Prompt. Tell how many lines in the data below include the word "Search". The answer is the number only.

Provided material.
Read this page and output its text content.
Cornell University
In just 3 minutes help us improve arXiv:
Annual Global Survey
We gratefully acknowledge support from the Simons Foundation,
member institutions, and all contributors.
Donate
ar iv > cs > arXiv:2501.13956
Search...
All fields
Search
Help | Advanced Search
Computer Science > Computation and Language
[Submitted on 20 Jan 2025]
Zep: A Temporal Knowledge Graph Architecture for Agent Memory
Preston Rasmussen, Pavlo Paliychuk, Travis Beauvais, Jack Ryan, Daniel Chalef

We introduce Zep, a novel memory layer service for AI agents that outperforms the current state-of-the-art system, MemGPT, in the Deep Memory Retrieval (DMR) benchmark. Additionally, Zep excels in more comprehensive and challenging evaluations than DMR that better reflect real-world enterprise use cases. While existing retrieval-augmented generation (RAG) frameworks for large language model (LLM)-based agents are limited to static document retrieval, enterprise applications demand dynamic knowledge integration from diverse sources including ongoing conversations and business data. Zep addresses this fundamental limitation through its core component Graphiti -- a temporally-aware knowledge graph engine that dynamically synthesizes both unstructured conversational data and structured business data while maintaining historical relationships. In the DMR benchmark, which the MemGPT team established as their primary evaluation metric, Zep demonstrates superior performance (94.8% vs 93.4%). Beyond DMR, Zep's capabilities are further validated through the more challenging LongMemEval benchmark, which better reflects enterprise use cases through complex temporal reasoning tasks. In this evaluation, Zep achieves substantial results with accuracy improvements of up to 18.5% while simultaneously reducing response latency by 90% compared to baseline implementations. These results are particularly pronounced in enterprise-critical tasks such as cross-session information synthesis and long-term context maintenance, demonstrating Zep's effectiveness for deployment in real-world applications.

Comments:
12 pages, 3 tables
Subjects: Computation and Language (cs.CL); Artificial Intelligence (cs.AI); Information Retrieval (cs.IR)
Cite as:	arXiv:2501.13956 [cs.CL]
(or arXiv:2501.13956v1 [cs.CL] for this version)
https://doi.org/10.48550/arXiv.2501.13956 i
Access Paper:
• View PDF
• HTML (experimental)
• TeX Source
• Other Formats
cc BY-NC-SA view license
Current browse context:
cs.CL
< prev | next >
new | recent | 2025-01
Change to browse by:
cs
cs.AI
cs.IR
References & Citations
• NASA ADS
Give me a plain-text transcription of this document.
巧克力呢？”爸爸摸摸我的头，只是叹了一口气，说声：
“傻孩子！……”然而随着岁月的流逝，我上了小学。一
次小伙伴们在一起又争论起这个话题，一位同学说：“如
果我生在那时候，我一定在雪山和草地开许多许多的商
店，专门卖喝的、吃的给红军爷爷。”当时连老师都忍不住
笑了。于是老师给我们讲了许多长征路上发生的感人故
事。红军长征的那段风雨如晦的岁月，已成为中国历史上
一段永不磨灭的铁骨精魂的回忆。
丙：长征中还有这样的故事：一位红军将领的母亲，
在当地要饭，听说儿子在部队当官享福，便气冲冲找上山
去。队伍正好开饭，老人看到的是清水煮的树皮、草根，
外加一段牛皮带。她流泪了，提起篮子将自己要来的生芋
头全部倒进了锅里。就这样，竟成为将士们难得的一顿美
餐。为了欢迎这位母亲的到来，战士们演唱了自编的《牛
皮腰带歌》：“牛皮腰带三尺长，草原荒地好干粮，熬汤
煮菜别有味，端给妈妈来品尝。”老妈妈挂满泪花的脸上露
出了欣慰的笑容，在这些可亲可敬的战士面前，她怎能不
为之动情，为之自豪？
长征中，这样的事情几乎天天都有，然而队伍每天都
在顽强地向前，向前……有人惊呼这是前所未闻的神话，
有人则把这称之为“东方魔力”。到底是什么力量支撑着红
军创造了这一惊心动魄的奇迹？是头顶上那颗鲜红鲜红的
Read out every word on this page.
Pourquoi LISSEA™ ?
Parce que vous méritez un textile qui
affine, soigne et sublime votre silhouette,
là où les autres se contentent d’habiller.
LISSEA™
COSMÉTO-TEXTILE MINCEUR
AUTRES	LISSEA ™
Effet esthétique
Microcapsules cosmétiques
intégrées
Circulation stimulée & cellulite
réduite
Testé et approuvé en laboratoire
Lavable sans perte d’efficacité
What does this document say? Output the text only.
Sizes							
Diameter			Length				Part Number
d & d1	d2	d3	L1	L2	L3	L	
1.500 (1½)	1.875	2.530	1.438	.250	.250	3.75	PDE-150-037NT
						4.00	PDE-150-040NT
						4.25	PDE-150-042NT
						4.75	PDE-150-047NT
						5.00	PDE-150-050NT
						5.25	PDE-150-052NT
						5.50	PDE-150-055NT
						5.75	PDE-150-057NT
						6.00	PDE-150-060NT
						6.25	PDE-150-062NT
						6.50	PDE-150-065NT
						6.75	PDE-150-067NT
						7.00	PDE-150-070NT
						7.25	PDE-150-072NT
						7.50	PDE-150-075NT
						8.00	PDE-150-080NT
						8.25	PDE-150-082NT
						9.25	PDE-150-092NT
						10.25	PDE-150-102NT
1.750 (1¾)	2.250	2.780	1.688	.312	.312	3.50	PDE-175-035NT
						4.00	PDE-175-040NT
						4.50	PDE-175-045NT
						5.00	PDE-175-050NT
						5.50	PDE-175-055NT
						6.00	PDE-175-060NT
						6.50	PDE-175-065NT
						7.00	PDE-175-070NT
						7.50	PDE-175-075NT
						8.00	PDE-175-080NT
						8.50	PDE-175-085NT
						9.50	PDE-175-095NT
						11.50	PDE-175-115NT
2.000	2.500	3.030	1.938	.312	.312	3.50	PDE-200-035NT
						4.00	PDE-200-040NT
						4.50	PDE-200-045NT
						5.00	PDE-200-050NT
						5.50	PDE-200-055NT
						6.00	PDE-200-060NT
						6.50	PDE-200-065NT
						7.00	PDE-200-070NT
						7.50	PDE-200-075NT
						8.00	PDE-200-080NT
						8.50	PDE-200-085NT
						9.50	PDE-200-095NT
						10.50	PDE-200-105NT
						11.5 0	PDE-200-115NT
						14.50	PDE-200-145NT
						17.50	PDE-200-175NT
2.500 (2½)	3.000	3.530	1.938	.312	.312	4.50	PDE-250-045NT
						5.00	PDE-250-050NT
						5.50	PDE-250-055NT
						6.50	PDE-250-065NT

Solution. 3